Records to process -
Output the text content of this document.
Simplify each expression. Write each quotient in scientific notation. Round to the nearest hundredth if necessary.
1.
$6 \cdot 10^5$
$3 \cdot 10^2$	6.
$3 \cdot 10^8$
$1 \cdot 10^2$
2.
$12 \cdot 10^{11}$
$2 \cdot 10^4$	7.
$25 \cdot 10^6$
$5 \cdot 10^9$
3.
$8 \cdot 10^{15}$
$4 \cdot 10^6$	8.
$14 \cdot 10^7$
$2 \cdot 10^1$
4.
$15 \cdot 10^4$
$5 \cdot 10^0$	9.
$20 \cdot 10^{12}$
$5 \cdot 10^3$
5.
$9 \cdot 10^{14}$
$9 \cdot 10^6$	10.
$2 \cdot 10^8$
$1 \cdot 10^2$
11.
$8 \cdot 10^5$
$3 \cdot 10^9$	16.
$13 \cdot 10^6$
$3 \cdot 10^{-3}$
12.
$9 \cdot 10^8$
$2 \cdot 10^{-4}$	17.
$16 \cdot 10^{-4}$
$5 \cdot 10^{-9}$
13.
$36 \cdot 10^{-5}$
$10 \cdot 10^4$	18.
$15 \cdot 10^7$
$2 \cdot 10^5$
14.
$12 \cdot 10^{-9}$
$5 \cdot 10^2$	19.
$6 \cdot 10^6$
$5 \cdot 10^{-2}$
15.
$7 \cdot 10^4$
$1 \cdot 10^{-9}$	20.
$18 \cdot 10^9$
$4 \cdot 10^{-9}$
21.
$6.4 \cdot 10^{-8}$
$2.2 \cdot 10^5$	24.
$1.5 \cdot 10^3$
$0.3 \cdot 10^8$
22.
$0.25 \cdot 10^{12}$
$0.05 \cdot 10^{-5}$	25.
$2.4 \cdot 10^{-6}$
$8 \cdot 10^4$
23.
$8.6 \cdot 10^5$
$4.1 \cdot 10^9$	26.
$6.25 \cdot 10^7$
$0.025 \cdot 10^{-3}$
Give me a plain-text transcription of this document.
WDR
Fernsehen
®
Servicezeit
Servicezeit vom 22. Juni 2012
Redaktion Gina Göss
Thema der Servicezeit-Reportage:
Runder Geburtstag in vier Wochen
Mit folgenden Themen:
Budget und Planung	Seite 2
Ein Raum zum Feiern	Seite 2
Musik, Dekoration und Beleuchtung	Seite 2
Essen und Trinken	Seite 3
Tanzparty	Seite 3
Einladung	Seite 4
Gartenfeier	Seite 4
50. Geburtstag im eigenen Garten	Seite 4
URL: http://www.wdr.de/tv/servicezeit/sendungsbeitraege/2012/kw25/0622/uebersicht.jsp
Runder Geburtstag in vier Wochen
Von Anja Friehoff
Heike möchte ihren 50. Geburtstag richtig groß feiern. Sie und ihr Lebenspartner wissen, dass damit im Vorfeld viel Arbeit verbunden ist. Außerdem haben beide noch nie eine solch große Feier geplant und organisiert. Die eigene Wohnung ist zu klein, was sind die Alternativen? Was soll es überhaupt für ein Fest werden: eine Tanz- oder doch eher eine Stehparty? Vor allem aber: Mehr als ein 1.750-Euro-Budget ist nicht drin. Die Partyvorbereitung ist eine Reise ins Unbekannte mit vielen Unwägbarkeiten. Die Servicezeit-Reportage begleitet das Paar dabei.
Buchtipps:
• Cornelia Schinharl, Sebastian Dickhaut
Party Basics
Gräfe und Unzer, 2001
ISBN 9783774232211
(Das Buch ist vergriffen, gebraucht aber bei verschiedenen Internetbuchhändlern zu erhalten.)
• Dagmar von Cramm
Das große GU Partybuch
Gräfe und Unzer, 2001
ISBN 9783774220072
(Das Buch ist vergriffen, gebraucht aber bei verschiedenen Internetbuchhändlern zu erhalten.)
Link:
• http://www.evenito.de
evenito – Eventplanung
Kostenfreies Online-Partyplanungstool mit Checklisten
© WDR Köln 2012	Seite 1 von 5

The task -
Identify each line in the entries with the word "Reportage" and copy it.

Response to the task -
Thema der Servicezeit-Reportage:
Heike möchte ihren 50. Geburtstag richtig groß feiern. Sie und ihr Lebenspartner wissen, dass damit im Vorfeld viel Arbeit verbunden ist. Außerdem haben beide noch nie eine solch große Feier geplant und organisiert. Die eigene Wohnung ist zu klein, was sind die Alternativen? Was soll es überhaupt für ein Fest werden: eine Tanz- oder doch eher eine Stehparty? Vor allem aber: Mehr als ein 1.750-Euro-Budget ist nicht drin. Die Partyvorbereitung ist eine Reise ins Unbekannte mit vielen Unwägbarkeiten. Die Servicezeit-Reportage begleitet das Paar dabei.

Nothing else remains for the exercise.